====== Record list ======

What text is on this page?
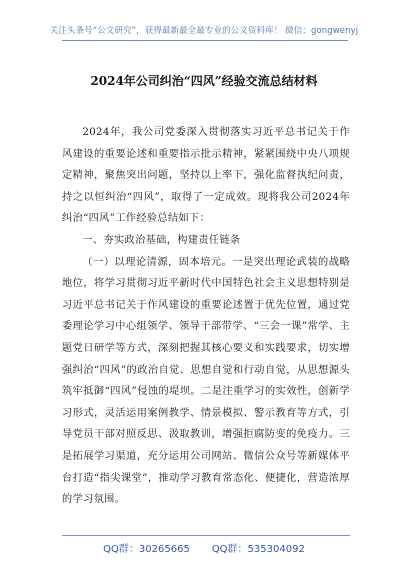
关注头条号“公文研究”，获得最新最全最专业的公文资料库！ 微信：gongwenyj
2024年公司纠治“四风”经验交流总结材料

2024年，我公司党委深入贯彻落实习近平总书记关于作风建设的重要论述和重要指示批示精神，紧紧围绕中央八项规定精神，聚焦突出问题，坚持以上率下，强化监督执纪问责，持之以恒纠治“四风”，取得了一定成效。现将我公司2024年纠治“四风”工作经验总结如下：

一、夯实政治基础，构建责任链条

（一）以理论清源，固本培元。一是突出理论武装的战略地位，将学习贯彻习近平新时代中国特色社会主义思想特别是习近平总书记关于作风建设的重要论述置于优先位置，通过党委理论学习中心组领学、领导干部带学、“三会一课”常学、主题党日研学等方式，深刻把握其核心要义和实践要求，切实增强纠治“四风”的政治自觉、思想自觉和行动自觉，从思想源头筑牢抵御“四风”侵蚀的堤坝。二是注重学习的实效性，创新学习形式，灵活运用案例教学、情景模拟、警示教育等方式，引导党员干部对照反思、汲取教训，增强拒腐防变的免疫力。三是拓展学习渠道，充分运用公司网站、微信公众号等新媒体平台打造“指尖课堂”，推动学习教育常态化、便捷化，营造浓厚的学习氛围。

QQ群：30265665 QQ群：535304092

======

### [Exercise objective]
Print all of the entries word for word. Omit the pictures they contain.

### [Written answer]
What text is on this page?
关注头条号“公文研究”，获得最新最全最专业的公文资料库！ 微信：gongwenyj
2024年公司纠治“四风”经验交流总结材料

2024年，我公司党委深入贯彻落实习近平总书记关于作风建设的重要论述和重要指示批示精神，紧紧围绕中央八项规定精神，聚焦突出问题，坚持以上率下，强化监督执纪问责，持之以恒纠治“四风”，取得了一定成效。现将我公司2024年纠治“四风”工作经验总结如下：

一、夯实政治基础，构建责任链条

（一）以理论清源，固本培元。一是突出理论武装的战略地位，将学习贯彻习近平新时代中国特色社会主义思想特别是习近平总书记关于作风建设的重要论述置于优先位置，通过党委理论学习中心组领学、领导干部带学、“三会一课”常学、主题党日研学等方式，深刻把握其核心要义和实践要求，切实增强纠治“四风”的政治自觉、思想自觉和行动自觉，从思想源头筑牢抵御“四风”侵蚀的堤坝。二是注重学习的实效性，创新学习形式，灵活运用案例教学、情景模拟、警示教育等方式，引导党员干部对照反思、汲取教训，增强拒腐防变的免疫力。三是拓展学习渠道，充分运用公司网站、微信公众号等新媒体平台打造“指尖课堂”，推动学习教育常态化、便捷化，营造浓厚的学习氛围。

QQ群：30265665 QQ群：535304092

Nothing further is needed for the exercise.